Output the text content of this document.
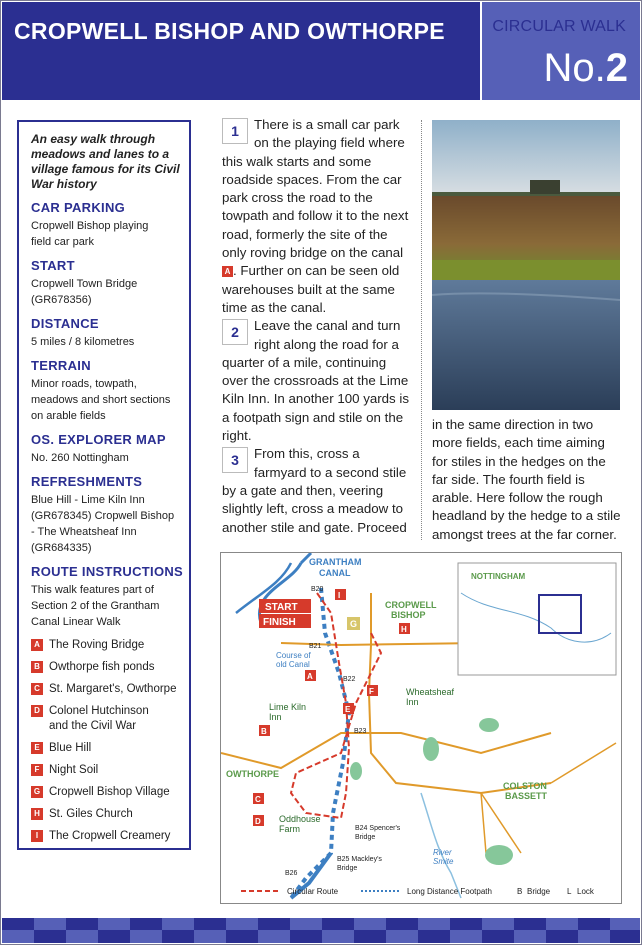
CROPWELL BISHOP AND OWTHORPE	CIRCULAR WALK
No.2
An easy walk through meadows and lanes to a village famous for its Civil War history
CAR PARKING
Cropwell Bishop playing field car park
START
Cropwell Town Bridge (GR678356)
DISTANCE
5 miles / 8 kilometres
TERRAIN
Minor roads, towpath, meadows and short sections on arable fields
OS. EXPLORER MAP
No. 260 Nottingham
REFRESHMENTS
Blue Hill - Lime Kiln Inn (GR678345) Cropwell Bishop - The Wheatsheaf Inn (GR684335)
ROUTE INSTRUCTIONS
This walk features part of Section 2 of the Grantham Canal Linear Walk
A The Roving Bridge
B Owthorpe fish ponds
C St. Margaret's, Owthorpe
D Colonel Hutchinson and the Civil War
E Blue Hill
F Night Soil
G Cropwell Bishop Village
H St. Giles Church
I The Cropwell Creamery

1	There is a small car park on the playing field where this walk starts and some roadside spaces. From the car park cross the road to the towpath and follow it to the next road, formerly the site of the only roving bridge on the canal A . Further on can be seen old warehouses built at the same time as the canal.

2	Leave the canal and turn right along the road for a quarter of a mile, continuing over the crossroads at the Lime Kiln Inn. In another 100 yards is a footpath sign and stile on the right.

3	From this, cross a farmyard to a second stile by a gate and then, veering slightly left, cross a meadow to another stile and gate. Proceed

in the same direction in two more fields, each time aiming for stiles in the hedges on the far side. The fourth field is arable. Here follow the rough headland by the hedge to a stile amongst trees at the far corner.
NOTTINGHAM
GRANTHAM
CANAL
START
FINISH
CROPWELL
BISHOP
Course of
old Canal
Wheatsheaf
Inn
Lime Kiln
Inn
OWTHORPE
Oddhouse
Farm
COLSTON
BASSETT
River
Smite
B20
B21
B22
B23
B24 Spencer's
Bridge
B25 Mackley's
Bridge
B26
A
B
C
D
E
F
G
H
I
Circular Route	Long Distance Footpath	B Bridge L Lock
--
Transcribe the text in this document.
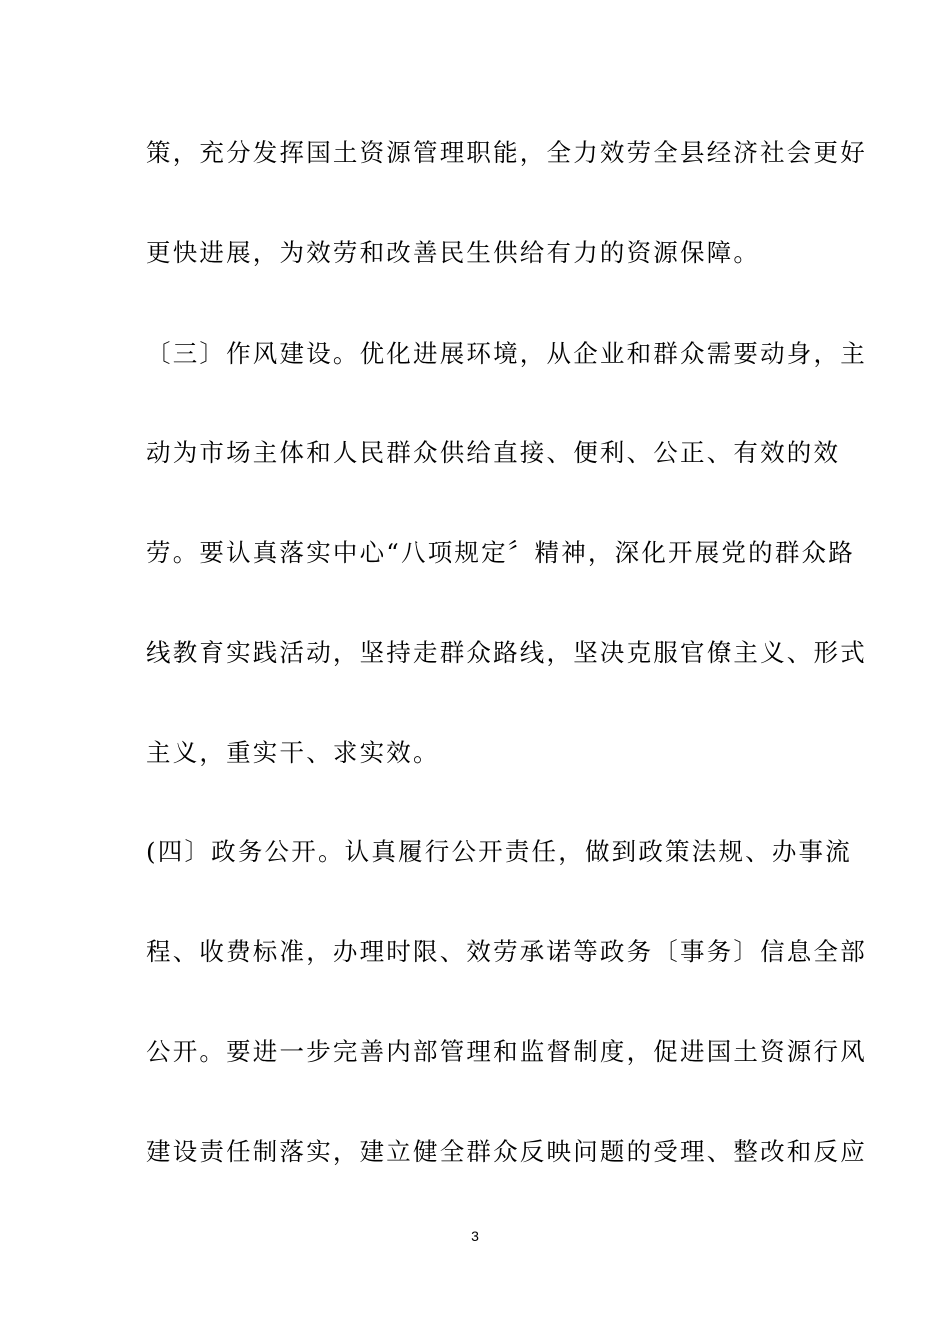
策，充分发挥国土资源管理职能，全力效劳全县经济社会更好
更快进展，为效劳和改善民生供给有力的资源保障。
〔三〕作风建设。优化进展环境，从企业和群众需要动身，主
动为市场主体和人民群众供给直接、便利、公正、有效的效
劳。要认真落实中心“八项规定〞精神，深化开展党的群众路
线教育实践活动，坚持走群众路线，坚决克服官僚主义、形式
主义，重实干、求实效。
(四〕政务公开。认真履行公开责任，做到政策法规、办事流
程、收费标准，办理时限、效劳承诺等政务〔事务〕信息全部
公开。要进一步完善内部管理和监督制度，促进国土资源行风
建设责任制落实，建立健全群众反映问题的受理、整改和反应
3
* * *
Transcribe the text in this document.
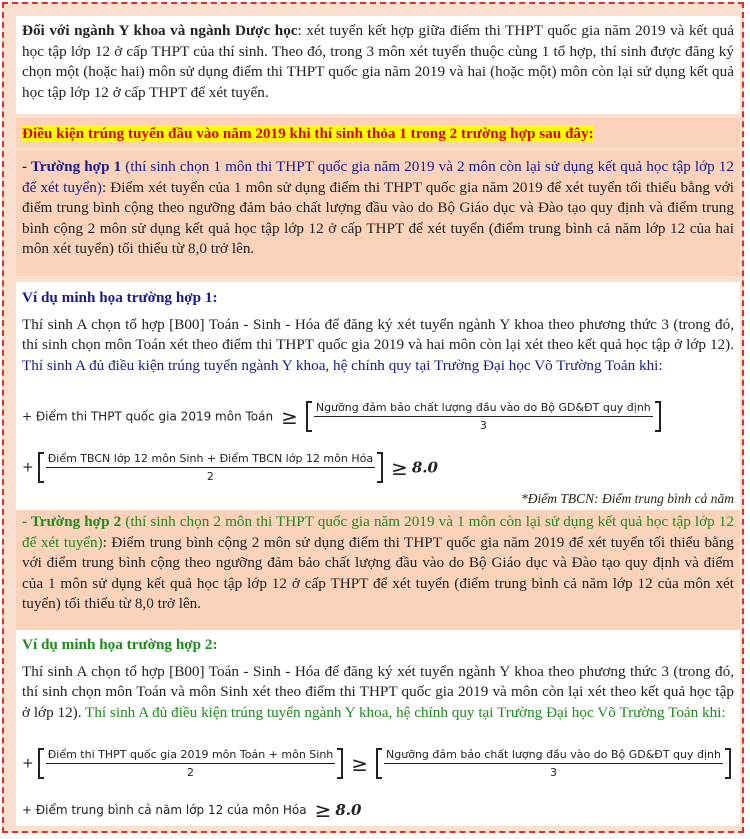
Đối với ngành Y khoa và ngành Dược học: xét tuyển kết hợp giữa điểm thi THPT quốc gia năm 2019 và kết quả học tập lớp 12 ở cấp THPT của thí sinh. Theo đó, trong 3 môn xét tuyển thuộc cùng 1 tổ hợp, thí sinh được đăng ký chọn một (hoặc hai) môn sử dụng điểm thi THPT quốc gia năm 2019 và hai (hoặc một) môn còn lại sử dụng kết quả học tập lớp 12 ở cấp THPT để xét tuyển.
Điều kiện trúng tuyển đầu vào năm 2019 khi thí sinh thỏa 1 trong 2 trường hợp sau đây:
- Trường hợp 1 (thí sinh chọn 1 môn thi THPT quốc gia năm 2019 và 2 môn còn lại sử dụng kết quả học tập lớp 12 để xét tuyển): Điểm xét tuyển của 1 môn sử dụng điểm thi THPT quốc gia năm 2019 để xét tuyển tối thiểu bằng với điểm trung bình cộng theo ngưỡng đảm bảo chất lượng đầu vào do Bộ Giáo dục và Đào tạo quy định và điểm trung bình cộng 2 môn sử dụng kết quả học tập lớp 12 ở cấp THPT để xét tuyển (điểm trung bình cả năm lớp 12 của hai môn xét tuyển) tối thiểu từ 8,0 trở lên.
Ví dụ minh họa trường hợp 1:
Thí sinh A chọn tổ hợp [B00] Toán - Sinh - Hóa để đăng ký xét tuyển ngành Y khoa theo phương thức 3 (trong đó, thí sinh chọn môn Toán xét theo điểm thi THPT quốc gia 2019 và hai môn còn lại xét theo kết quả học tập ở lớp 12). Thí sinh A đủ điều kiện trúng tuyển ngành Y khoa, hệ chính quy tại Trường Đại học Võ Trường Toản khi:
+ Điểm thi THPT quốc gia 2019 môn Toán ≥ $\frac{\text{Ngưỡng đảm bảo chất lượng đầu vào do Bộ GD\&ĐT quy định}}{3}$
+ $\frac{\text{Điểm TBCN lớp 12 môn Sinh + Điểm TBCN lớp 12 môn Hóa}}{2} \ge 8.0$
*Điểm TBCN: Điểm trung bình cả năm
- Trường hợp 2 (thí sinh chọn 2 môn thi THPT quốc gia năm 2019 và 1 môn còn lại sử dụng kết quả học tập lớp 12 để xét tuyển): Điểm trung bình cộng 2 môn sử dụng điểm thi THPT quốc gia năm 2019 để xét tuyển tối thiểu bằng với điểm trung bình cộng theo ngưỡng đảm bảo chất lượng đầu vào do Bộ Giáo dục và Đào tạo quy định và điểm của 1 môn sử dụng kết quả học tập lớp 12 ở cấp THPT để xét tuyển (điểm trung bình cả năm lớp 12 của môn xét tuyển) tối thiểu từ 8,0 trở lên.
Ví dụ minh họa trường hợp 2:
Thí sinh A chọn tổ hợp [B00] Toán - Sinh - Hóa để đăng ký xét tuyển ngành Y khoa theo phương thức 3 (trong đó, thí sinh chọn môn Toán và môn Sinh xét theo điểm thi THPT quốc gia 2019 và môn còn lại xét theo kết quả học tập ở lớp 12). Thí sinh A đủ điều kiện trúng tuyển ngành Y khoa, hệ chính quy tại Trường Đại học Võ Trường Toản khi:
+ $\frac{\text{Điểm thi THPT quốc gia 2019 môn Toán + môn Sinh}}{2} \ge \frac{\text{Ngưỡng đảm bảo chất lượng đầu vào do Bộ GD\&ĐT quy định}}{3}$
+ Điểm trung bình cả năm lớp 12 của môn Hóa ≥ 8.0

**STATED TASK**
In the listing, find every line with the word "trong" and state how many there are, nothing more.

**TASK ANSWER**
4